Written instruction — Search the material and gather each line with "стёганая" in it.

============

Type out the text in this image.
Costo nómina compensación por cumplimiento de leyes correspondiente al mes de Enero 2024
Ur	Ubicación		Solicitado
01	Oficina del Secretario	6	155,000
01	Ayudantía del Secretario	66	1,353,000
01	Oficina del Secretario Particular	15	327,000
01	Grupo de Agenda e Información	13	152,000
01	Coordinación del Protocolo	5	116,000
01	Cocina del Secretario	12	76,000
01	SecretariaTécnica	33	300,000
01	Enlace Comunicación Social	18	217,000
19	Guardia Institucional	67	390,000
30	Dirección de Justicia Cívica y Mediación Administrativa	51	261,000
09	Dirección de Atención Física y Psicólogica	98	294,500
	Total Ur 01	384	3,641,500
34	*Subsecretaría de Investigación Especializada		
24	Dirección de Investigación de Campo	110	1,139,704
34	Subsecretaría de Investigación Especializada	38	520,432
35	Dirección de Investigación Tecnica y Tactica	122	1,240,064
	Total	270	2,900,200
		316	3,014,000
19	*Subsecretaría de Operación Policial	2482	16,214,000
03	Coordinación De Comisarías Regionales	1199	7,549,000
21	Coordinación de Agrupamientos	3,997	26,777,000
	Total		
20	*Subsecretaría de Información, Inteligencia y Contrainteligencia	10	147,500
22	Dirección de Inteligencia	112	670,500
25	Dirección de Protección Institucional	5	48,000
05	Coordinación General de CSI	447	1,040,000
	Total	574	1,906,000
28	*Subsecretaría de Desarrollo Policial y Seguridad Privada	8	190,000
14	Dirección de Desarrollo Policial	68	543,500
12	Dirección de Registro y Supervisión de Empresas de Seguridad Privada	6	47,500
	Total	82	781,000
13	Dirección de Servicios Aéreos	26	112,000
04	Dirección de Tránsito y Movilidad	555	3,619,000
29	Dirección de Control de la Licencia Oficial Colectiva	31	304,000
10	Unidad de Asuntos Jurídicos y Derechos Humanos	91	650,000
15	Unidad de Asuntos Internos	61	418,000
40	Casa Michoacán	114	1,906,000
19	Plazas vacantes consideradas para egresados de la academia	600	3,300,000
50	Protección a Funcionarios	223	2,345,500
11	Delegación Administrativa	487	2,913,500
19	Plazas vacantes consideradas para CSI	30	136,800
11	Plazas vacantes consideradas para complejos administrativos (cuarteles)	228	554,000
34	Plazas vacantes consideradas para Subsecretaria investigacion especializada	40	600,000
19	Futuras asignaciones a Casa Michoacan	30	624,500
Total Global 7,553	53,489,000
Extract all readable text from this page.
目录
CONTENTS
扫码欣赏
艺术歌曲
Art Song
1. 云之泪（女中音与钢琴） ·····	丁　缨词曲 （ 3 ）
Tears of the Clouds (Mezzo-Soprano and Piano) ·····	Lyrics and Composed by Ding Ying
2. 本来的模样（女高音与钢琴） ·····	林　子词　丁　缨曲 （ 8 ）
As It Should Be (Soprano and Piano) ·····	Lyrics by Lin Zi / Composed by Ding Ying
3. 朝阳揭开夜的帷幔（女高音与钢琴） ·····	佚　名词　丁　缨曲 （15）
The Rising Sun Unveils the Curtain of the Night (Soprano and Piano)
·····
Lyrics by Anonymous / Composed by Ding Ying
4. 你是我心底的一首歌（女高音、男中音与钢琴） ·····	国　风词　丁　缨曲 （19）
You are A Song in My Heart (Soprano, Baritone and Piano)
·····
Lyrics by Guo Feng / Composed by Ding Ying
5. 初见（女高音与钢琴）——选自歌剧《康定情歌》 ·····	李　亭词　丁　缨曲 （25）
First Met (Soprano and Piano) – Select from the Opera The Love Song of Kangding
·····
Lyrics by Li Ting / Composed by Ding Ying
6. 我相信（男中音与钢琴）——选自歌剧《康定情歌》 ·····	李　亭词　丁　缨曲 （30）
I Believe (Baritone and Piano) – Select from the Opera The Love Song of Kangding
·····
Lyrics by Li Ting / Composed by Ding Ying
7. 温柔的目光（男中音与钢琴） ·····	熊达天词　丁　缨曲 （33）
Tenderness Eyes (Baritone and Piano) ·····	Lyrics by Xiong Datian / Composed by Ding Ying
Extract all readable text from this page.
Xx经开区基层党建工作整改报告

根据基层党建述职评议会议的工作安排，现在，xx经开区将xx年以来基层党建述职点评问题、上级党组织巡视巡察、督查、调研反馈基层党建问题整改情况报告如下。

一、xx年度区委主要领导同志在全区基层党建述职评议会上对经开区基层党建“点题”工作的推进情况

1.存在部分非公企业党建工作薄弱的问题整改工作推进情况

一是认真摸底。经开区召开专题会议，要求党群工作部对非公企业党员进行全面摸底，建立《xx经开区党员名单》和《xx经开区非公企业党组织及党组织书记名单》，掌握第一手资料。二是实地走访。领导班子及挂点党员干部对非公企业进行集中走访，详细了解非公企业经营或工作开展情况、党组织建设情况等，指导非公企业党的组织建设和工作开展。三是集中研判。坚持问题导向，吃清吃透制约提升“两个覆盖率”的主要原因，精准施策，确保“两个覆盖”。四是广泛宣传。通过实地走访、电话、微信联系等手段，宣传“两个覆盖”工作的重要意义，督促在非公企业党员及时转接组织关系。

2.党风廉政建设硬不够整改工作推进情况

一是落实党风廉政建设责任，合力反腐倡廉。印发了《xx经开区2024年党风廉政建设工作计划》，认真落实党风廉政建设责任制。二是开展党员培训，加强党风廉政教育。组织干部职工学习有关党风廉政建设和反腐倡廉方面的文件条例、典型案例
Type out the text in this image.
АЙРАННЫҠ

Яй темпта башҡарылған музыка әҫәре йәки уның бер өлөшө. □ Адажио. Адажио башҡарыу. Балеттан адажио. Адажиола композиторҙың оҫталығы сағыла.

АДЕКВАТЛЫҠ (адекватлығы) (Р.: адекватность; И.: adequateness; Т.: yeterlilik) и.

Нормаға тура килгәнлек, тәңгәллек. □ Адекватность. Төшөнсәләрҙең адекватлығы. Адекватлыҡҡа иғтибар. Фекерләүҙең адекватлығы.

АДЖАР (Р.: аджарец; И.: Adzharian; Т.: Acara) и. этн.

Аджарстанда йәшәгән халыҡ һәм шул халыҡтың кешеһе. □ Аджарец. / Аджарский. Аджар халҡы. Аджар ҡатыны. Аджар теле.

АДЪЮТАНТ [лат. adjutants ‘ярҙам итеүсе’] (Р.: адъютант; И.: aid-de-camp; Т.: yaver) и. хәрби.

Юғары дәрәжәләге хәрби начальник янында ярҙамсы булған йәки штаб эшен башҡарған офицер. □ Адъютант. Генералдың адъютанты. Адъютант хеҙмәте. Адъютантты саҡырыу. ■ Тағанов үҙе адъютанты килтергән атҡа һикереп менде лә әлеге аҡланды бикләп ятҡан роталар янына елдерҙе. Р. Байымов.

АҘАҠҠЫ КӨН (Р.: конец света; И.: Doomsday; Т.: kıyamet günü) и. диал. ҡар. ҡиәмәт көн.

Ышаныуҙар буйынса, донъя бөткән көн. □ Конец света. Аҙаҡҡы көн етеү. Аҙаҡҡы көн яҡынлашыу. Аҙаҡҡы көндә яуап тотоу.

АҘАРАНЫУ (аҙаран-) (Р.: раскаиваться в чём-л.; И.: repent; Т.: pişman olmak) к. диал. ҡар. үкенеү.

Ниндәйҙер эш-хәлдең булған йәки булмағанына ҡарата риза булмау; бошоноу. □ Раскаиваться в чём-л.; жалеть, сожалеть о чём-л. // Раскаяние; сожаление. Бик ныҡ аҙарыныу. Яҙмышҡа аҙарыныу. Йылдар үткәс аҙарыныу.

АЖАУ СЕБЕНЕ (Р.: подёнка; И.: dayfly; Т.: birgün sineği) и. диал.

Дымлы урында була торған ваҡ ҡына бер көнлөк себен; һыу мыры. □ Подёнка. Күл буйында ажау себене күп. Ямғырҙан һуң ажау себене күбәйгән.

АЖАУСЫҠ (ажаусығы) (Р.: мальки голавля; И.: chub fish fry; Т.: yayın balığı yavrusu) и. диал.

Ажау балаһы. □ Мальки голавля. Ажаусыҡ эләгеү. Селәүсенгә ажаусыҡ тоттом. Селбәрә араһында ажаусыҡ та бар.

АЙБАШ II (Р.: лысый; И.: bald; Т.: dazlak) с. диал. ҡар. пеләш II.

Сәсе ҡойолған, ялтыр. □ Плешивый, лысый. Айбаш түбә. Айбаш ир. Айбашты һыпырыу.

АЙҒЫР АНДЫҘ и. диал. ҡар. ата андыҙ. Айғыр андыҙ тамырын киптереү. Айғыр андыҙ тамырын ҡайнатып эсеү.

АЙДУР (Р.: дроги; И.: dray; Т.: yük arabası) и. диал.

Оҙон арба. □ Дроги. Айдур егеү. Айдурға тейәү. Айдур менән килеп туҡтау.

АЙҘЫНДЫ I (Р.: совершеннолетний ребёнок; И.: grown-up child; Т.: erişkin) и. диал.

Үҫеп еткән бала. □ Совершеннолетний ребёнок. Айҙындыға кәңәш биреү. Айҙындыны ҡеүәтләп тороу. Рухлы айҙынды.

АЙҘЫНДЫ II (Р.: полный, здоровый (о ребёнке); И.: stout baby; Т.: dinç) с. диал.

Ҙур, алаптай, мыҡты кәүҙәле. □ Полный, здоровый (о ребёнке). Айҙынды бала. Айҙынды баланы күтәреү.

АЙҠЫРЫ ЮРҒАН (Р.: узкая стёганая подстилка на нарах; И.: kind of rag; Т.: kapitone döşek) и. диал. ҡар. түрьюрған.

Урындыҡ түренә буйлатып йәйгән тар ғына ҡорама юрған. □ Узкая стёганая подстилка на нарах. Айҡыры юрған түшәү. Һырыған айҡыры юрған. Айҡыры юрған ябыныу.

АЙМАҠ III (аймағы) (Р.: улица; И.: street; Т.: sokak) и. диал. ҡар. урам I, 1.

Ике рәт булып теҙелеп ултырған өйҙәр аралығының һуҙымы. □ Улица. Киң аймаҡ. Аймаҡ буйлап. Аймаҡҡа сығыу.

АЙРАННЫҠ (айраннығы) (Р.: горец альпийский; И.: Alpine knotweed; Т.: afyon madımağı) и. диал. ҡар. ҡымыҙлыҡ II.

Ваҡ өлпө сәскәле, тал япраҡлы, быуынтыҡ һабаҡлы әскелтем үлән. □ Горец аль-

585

============

The answer —
АЙҠЫРЫ ЮРҒАН (Р.: узкая стёганая подстилка на нарах; И.: kind of rag; Т.: kapitone döşek) и. диал. ҡар. түрьюрған.
Урындыҡ түренә буйлатып йәйгән тар ғына ҡорама юрған. □ Узкая стёганая подстилка на нарах. Айҡыры юрған түшәү. Һырыған айҡыры юрған. Айҡыры юрған ябыныу.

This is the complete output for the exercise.